-- Start of Exercise material --
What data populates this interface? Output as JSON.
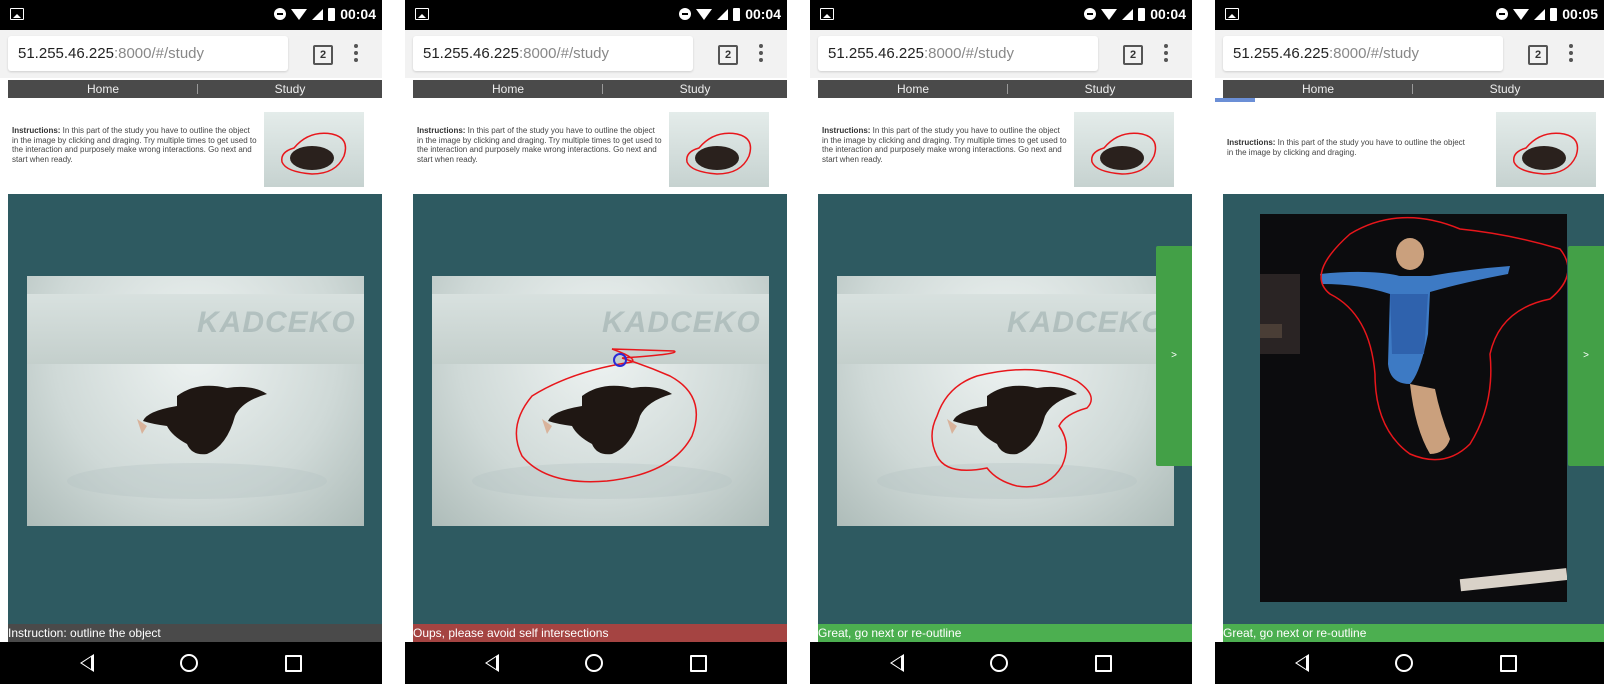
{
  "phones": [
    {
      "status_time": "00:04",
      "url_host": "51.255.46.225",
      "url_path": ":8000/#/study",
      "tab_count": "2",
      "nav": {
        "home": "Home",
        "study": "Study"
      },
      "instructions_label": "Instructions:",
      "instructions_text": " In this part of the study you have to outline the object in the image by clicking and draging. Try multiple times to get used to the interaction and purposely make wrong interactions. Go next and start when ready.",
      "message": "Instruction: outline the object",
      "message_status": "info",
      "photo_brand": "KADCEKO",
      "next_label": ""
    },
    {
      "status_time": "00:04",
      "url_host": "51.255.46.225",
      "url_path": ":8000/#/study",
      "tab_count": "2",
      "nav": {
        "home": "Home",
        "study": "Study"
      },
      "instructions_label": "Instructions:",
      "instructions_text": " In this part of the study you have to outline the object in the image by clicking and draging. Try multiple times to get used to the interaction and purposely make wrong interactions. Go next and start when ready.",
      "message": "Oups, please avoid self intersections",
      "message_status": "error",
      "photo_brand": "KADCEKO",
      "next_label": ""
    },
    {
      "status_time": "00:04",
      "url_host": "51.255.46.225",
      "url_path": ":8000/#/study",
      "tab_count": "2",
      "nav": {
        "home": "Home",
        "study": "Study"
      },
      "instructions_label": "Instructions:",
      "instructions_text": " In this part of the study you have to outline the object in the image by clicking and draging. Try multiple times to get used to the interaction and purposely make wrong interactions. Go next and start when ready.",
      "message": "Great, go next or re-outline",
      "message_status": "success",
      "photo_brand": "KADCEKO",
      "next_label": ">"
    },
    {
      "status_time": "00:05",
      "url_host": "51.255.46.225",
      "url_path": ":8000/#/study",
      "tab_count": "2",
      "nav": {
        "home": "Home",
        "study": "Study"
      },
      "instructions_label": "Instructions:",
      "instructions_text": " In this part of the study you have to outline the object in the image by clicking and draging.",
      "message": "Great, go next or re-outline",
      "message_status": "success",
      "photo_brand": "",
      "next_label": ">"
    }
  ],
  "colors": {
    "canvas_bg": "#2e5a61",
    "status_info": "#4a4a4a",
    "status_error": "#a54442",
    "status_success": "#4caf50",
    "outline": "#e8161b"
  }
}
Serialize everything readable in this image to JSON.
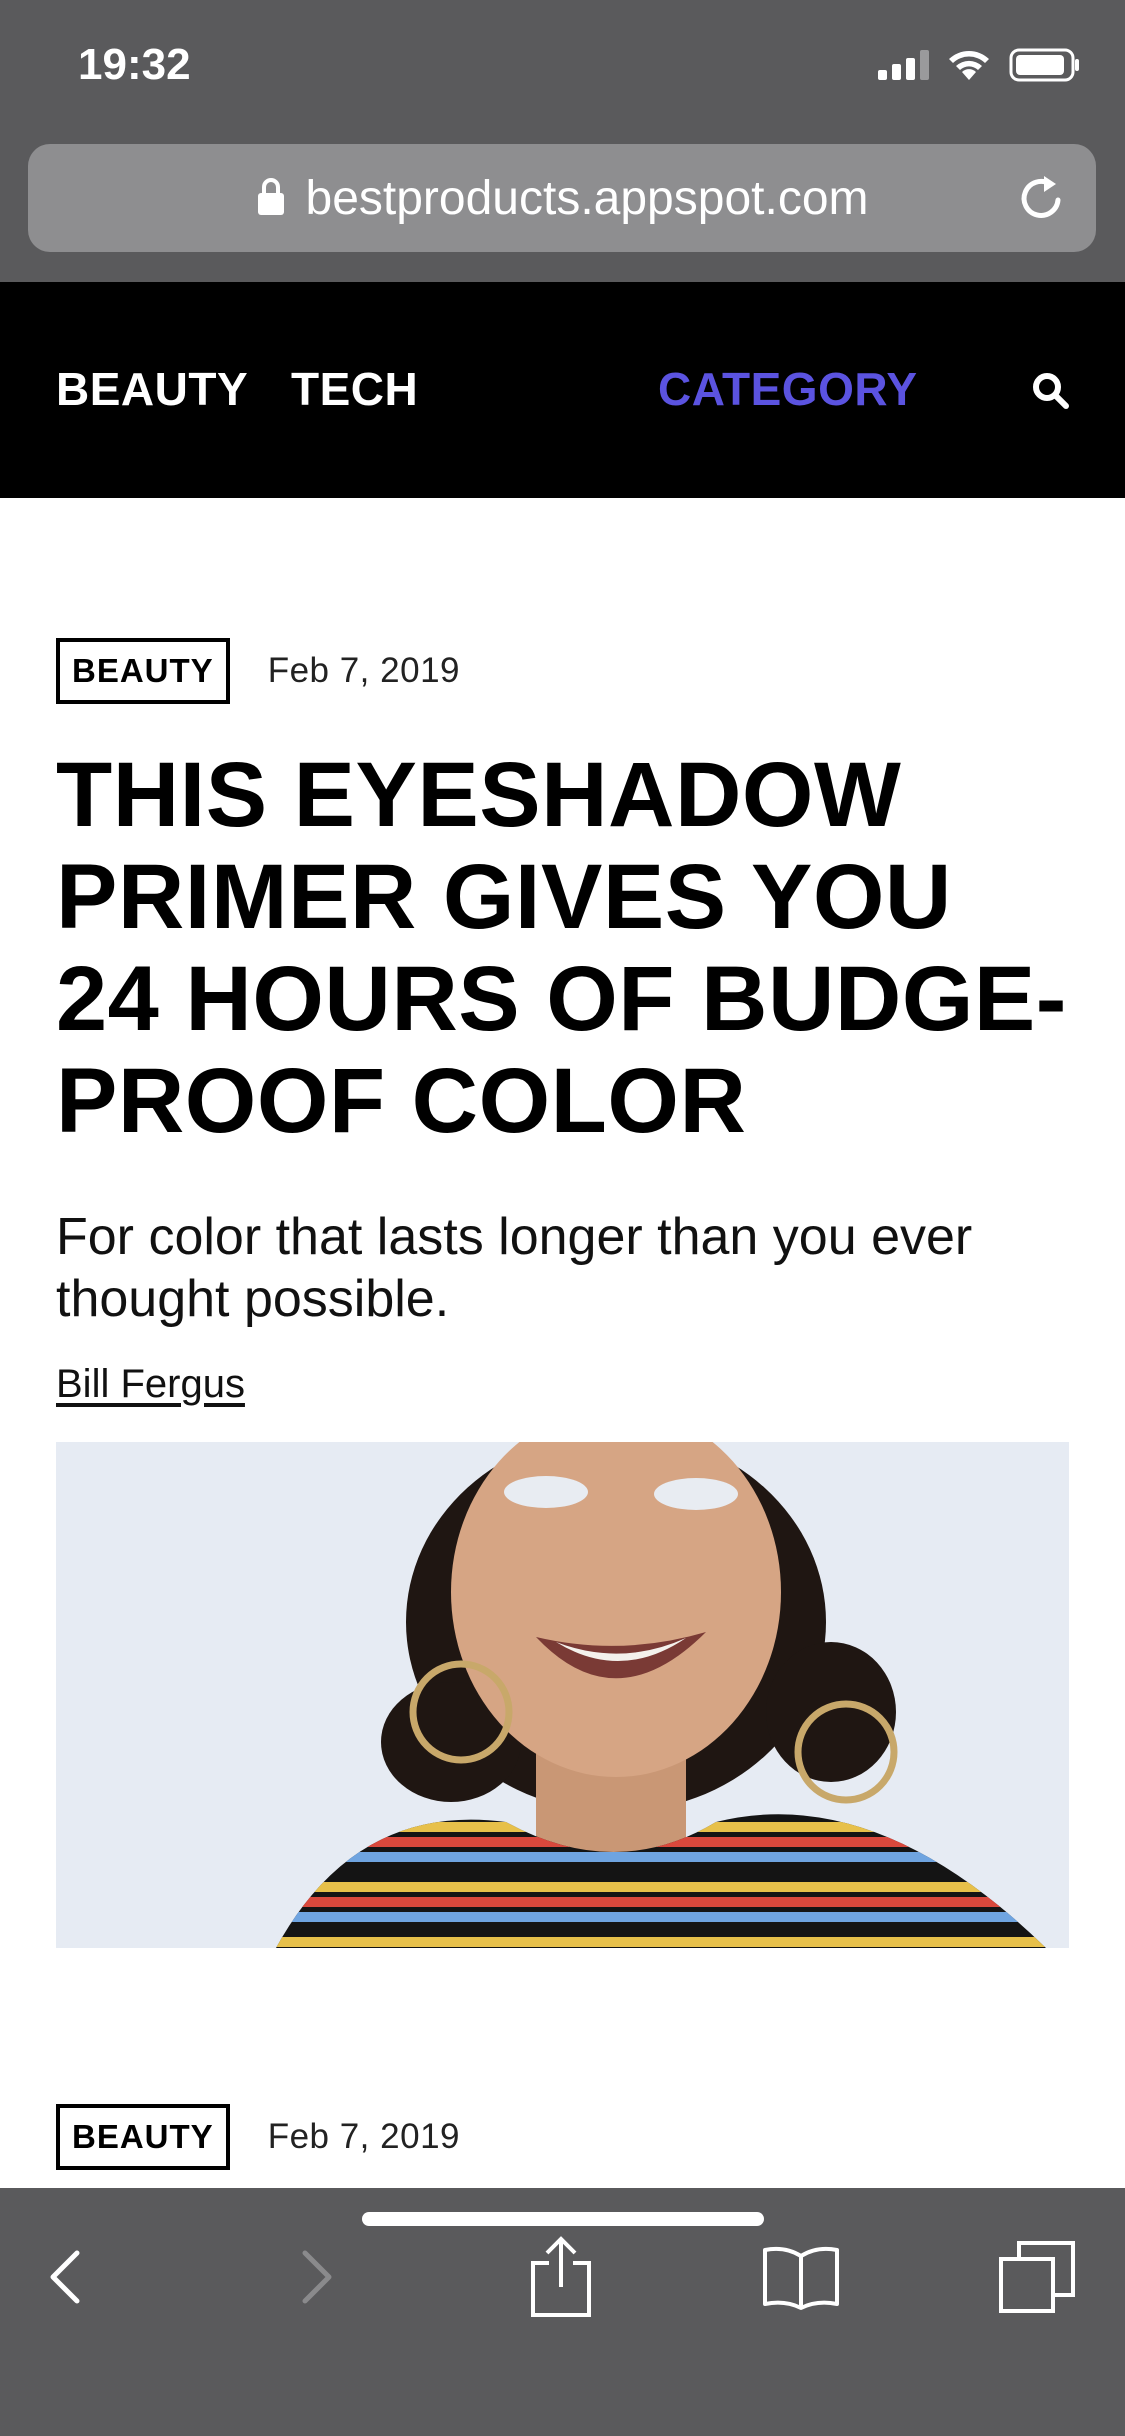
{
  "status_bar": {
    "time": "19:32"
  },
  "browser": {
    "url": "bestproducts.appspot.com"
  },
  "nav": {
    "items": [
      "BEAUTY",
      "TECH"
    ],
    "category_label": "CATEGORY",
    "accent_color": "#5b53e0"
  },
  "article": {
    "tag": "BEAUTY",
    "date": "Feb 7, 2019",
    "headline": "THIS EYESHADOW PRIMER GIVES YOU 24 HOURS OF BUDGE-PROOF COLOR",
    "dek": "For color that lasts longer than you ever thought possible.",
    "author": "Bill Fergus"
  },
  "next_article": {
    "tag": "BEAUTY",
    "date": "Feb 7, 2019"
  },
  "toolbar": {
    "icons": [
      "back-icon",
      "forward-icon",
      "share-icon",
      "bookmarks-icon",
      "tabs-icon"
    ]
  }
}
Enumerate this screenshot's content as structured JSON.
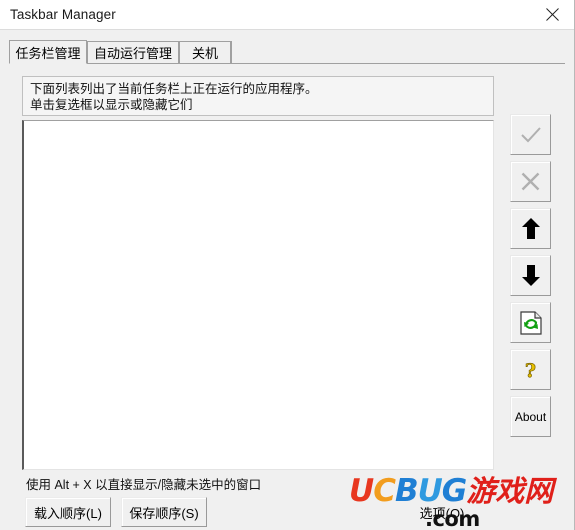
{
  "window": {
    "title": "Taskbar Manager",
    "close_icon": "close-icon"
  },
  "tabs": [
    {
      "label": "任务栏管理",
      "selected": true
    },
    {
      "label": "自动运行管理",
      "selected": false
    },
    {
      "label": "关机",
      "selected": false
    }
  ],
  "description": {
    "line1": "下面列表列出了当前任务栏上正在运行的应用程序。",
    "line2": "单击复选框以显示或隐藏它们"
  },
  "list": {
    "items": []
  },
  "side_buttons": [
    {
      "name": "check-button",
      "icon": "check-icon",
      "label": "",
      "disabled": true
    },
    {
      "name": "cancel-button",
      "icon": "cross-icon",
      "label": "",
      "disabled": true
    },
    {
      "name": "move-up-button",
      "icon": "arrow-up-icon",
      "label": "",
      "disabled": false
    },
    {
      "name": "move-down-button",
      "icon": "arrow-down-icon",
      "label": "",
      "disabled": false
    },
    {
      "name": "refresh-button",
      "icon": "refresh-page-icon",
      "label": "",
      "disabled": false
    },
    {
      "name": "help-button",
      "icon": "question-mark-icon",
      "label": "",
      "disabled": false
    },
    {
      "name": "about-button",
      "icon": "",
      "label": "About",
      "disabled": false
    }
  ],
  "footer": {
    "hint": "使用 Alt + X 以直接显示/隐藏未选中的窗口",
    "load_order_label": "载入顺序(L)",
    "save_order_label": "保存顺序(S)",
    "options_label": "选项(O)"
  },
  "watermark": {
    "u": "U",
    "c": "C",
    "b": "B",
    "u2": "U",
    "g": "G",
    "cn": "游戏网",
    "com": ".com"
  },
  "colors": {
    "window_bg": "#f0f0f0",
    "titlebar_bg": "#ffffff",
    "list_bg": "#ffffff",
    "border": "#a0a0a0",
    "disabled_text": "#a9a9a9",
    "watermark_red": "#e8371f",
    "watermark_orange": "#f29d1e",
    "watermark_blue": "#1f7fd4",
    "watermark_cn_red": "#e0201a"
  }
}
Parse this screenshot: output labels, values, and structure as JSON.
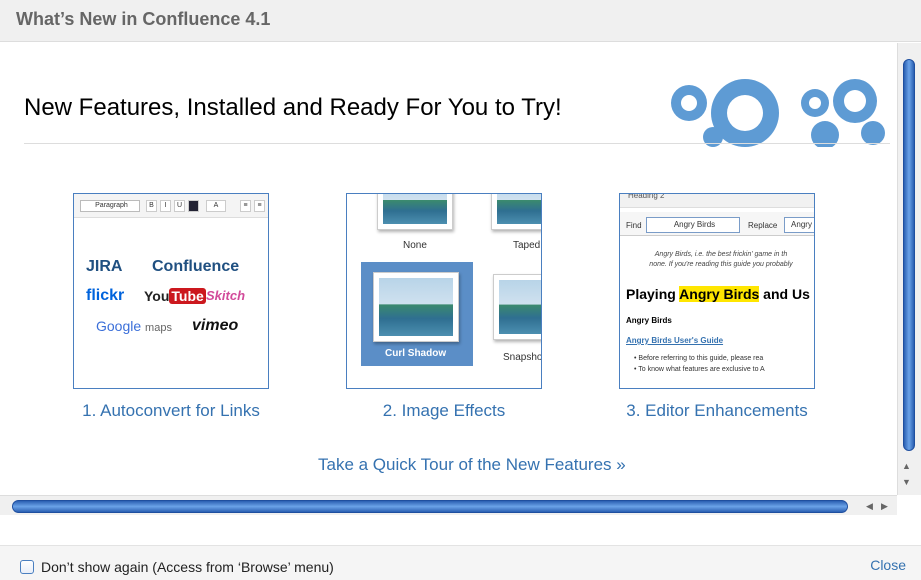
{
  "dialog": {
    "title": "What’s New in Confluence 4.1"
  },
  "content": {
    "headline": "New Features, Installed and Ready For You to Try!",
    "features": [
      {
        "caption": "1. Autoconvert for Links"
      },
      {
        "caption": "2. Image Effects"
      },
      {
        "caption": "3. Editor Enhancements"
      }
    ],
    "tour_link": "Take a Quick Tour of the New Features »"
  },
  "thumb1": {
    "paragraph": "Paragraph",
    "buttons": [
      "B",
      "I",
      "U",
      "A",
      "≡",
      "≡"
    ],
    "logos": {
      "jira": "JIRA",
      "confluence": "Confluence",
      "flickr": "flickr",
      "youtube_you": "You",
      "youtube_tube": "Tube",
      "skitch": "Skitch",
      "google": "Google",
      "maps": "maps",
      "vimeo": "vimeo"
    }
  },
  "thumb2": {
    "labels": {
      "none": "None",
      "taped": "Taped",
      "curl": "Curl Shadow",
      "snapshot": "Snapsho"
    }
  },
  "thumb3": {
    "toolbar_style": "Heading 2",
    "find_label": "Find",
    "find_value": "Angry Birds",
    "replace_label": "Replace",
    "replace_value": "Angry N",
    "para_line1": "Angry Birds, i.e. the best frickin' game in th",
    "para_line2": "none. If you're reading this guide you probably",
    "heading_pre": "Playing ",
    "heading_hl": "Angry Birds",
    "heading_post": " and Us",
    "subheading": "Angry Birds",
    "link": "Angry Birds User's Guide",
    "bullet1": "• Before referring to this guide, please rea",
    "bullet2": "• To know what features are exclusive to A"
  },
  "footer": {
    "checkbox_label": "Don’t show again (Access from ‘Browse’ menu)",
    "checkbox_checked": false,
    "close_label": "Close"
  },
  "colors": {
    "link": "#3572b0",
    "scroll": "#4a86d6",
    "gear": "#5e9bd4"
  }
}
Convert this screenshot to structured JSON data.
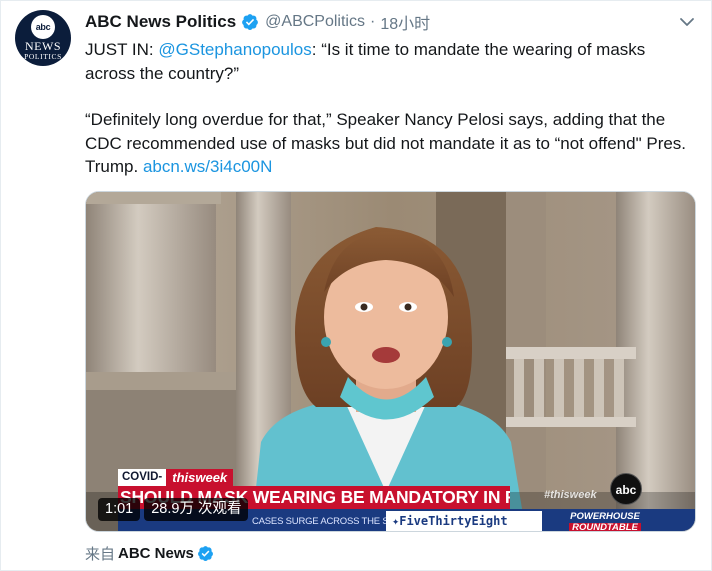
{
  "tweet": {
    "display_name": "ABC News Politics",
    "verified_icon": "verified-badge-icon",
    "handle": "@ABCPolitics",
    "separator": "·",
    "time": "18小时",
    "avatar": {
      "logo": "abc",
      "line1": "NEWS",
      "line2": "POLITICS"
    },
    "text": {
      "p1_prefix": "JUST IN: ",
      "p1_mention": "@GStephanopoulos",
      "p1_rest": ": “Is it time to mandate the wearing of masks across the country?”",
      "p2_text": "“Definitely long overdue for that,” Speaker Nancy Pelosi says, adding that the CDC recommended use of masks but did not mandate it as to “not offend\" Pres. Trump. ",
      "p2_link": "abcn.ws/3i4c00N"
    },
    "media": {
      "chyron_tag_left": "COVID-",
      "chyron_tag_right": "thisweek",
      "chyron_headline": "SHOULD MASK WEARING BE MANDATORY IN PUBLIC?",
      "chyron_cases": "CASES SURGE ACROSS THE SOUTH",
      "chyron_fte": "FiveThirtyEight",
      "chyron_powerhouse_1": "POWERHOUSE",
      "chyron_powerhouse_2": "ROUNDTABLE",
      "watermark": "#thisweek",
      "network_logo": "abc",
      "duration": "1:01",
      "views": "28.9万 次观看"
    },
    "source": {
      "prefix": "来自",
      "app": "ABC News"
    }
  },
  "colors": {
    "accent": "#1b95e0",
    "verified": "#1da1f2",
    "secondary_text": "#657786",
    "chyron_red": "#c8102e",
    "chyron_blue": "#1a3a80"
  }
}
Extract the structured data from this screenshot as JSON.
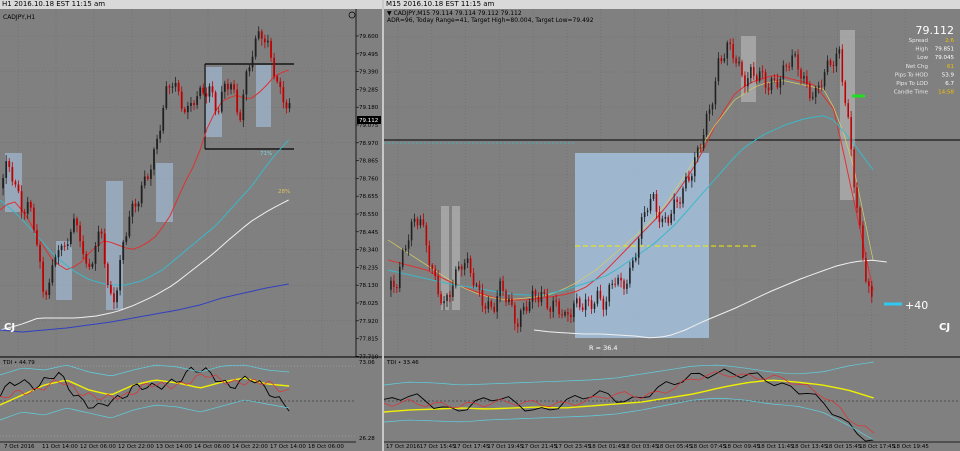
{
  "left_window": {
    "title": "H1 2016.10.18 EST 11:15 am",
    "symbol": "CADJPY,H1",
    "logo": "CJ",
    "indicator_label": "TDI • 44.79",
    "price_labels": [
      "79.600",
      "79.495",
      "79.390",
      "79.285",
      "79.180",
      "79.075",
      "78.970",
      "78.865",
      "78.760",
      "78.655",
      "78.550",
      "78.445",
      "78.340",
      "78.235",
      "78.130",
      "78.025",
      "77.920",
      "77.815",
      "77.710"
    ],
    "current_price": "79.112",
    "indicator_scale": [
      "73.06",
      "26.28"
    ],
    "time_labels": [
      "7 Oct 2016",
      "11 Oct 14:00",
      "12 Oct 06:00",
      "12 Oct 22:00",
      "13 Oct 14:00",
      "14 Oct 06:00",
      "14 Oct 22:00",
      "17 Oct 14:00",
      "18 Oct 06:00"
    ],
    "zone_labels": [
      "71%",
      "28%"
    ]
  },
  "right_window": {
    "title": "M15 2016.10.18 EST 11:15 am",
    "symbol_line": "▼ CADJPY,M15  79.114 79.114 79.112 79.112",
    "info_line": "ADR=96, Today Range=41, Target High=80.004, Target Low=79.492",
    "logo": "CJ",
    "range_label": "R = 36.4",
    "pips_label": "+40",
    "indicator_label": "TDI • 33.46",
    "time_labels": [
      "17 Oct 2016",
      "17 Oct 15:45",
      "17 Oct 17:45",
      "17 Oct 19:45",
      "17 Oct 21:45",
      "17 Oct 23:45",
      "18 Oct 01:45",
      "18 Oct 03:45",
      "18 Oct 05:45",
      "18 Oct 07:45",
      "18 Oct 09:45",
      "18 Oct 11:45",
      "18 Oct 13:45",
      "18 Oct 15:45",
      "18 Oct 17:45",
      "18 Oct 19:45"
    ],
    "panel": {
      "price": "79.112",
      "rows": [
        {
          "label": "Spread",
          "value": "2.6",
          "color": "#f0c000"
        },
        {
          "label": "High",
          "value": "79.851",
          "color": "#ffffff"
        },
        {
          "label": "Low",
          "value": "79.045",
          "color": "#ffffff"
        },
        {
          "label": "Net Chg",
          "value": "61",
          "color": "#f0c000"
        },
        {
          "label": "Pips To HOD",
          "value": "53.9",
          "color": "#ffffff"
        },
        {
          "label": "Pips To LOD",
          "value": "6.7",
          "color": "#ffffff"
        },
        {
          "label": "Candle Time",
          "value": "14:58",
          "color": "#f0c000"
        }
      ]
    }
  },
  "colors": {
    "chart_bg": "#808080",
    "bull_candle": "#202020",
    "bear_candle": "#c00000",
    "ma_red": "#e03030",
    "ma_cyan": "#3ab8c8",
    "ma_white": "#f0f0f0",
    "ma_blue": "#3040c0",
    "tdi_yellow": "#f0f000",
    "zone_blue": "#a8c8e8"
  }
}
-- End of Exercise material --
#### Request
Go through the listing above and pull out each line containing the word "High".

#### Response to this exercise
    "info_line": "ADR=96, Today Range=41, Target High=80.004, Target Low=79.492",
          "label": "High",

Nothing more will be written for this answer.